(Listings of boxed layout items)
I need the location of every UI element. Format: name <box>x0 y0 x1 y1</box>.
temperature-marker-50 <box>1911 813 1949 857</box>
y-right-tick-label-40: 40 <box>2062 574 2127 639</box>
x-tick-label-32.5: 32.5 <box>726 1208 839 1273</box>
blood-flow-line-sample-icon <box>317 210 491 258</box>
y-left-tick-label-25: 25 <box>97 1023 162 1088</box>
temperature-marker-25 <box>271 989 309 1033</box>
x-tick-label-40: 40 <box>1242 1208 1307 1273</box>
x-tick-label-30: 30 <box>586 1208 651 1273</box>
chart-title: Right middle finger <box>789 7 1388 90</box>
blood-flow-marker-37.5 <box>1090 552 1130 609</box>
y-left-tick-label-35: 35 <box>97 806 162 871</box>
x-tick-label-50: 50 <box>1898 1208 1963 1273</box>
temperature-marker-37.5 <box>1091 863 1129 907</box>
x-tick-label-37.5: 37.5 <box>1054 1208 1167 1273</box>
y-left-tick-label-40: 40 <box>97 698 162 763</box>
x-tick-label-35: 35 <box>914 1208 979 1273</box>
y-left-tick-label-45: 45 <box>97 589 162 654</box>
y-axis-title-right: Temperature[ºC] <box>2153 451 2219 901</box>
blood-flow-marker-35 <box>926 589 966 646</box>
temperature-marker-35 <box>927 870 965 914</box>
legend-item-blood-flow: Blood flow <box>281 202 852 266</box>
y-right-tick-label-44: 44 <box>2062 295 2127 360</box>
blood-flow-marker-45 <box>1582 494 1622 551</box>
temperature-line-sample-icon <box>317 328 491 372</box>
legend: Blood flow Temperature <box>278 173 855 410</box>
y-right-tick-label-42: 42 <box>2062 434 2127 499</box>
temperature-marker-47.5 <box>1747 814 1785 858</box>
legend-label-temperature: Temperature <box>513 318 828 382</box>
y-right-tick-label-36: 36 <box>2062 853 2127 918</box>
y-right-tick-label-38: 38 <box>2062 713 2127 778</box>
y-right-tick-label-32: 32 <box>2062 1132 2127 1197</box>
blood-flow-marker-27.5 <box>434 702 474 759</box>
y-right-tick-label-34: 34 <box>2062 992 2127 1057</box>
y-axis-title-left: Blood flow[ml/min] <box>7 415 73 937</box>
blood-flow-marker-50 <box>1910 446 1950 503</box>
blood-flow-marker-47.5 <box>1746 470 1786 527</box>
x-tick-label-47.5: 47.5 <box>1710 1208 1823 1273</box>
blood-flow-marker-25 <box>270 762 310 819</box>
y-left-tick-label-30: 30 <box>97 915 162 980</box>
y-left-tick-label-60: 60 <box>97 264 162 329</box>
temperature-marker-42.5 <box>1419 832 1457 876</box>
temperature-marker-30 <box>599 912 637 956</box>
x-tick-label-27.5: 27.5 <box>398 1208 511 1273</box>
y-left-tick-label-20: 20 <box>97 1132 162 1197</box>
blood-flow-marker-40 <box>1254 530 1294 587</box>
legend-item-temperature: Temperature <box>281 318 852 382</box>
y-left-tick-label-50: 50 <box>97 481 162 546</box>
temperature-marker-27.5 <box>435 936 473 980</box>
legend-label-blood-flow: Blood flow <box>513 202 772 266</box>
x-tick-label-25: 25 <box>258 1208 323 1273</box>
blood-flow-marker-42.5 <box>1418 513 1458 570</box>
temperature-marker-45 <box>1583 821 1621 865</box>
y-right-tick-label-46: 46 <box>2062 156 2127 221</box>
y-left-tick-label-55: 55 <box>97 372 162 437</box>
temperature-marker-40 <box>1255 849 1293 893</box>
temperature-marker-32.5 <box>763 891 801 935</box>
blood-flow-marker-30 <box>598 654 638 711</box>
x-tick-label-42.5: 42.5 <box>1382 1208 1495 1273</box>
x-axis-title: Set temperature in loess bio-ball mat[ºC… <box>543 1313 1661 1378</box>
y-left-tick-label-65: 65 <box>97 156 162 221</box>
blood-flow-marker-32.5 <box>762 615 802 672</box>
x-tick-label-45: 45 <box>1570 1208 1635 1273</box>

# Do this
Please rewrite the rows from the start through the line containing "blood-flow-marker-25 <box>270 762", swapping "Right middle finger" for "Left middle finger" and leaving everything else untouched.

# Exercise response
I need the location of every UI element. Format: name <box>x0 y0 x1 y1</box>.
temperature-marker-50 <box>1911 813 1949 857</box>
y-right-tick-label-40: 40 <box>2062 574 2127 639</box>
x-tick-label-32.5: 32.5 <box>726 1208 839 1273</box>
blood-flow-line-sample-icon <box>317 210 491 258</box>
y-left-tick-label-25: 25 <box>97 1023 162 1088</box>
temperature-marker-25 <box>271 989 309 1033</box>
x-tick-label-40: 40 <box>1242 1208 1307 1273</box>
x-tick-label-30: 30 <box>586 1208 651 1273</box>
chart-title: Left middle finger <box>789 7 1388 90</box>
blood-flow-marker-37.5 <box>1090 552 1130 609</box>
y-left-tick-label-35: 35 <box>97 806 162 871</box>
x-tick-label-50: 50 <box>1898 1208 1963 1273</box>
temperature-marker-37.5 <box>1091 863 1129 907</box>
x-tick-label-37.5: 37.5 <box>1054 1208 1167 1273</box>
y-left-tick-label-40: 40 <box>97 698 162 763</box>
x-tick-label-35: 35 <box>914 1208 979 1273</box>
y-left-tick-label-45: 45 <box>97 589 162 654</box>
y-axis-title-right: Temperature[ºC] <box>2153 451 2219 901</box>
blood-flow-marker-35 <box>926 589 966 646</box>
temperature-marker-35 <box>927 870 965 914</box>
legend-item-blood-flow: Blood flow <box>281 202 852 266</box>
y-right-tick-label-44: 44 <box>2062 295 2127 360</box>
blood-flow-marker-45 <box>1582 494 1622 551</box>
temperature-line-sample-icon <box>317 328 491 372</box>
legend: Blood flow Temperature <box>278 173 855 410</box>
y-right-tick-label-42: 42 <box>2062 434 2127 499</box>
temperature-marker-47.5 <box>1747 814 1785 858</box>
legend-label-temperature: Temperature <box>513 318 828 382</box>
y-right-tick-label-36: 36 <box>2062 853 2127 918</box>
y-right-tick-label-38: 38 <box>2062 713 2127 778</box>
y-right-tick-label-32: 32 <box>2062 1132 2127 1197</box>
blood-flow-marker-27.5 <box>434 702 474 759</box>
y-right-tick-label-34: 34 <box>2062 992 2127 1057</box>
y-axis-title-left: Blood flow[ml/min] <box>7 415 73 937</box>
blood-flow-marker-50 <box>1910 446 1950 503</box>
blood-flow-marker-47.5 <box>1746 470 1786 527</box>
x-tick-label-47.5: 47.5 <box>1710 1208 1823 1273</box>
blood-flow-marker-25 <box>270 762 310 819</box>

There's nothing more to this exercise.